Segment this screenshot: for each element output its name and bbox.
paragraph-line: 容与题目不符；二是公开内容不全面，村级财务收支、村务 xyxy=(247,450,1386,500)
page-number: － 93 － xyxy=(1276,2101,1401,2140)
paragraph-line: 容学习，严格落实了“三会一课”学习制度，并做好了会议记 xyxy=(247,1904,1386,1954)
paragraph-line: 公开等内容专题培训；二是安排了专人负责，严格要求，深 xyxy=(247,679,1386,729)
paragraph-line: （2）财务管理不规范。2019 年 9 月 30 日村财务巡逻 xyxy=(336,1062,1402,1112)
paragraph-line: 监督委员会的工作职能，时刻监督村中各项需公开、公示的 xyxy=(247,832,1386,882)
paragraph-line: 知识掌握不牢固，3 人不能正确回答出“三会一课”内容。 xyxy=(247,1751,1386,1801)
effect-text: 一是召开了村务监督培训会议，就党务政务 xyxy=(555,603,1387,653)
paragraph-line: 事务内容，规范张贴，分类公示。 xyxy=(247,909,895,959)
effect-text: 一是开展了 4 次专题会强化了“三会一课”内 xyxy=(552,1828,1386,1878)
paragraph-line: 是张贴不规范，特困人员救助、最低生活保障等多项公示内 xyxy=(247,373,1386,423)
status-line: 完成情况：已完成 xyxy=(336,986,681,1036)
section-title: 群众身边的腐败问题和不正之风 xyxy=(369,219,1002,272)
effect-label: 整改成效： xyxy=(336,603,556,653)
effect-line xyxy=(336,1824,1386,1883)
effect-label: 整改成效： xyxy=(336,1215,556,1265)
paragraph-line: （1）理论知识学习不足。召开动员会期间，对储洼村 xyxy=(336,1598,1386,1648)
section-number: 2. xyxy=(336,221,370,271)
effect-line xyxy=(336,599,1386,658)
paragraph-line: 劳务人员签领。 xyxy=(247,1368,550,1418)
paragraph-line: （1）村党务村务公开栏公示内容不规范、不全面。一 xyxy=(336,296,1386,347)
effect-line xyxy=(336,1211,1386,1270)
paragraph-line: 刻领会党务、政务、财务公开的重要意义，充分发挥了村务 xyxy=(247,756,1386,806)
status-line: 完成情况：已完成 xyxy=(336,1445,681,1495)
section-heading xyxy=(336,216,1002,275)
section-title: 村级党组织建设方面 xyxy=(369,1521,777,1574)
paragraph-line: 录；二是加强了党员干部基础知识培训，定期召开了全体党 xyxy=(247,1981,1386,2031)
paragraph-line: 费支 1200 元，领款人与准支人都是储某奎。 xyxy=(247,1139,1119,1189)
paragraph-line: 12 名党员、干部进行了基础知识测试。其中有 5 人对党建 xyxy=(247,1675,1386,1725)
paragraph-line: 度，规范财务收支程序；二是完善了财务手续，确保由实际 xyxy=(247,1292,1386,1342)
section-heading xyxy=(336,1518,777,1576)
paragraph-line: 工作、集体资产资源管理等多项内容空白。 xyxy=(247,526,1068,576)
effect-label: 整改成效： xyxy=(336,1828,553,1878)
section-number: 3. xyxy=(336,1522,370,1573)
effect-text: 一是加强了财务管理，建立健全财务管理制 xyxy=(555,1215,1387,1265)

====

» **Directive**: Output the material as a JSON list of strings, one string per line, starting at its first line and running up to and including the line that contains "status-line: 完成情况：已完成 xyxy=(336,986,681,1036)". Omit blank lines.

» **Output below**:
[
  "Segment this screenshot: for each element output its name and bbox.",
  "paragraph-line: 容与题目不符；二是公开内容不全面，村级财务收支、村务 xyxy=(247,450,1386,500)",
  "page-number: － 93 － xyxy=(1276,2101,1401,2140)",
  "paragraph-line: 容学习，严格落实了“三会一课”学习制度，并做好了会议记 xyxy=(247,1904,1386,1954)",
  "paragraph-line: 公开等内容专题培训；二是安排了专人负责，严格要求，深 xyxy=(247,679,1386,729)",
  "paragraph-line: （2）财务管理不规范。2019 年 9 月 30 日村财务巡逻 xyxy=(336,1062,1402,1112)",
  "paragraph-line: 监督委员会的工作职能，时刻监督村中各项需公开、公示的 xyxy=(247,832,1386,882)",
  "paragraph-line: 知识掌握不牢固，3 人不能正确回答出“三会一课”内容。 xyxy=(247,1751,1386,1801)",
  "effect-text: 一是召开了村务监督培训会议，就党务政务 xyxy=(555,603,1387,653)",
  "paragraph-line: 事务内容，规范张贴，分类公示。 xyxy=(247,909,895,959)",
  "effect-text: 一是开展了 4 次专题会强化了“三会一课”内 xyxy=(552,1828,1386,1878)",
  "paragraph-line: 是张贴不规范，特困人员救助、最低生活保障等多项公示内 xyxy=(247,373,1386,423)",
  "status-line: 完成情况：已完成 xyxy=(336,986,681,1036)"
]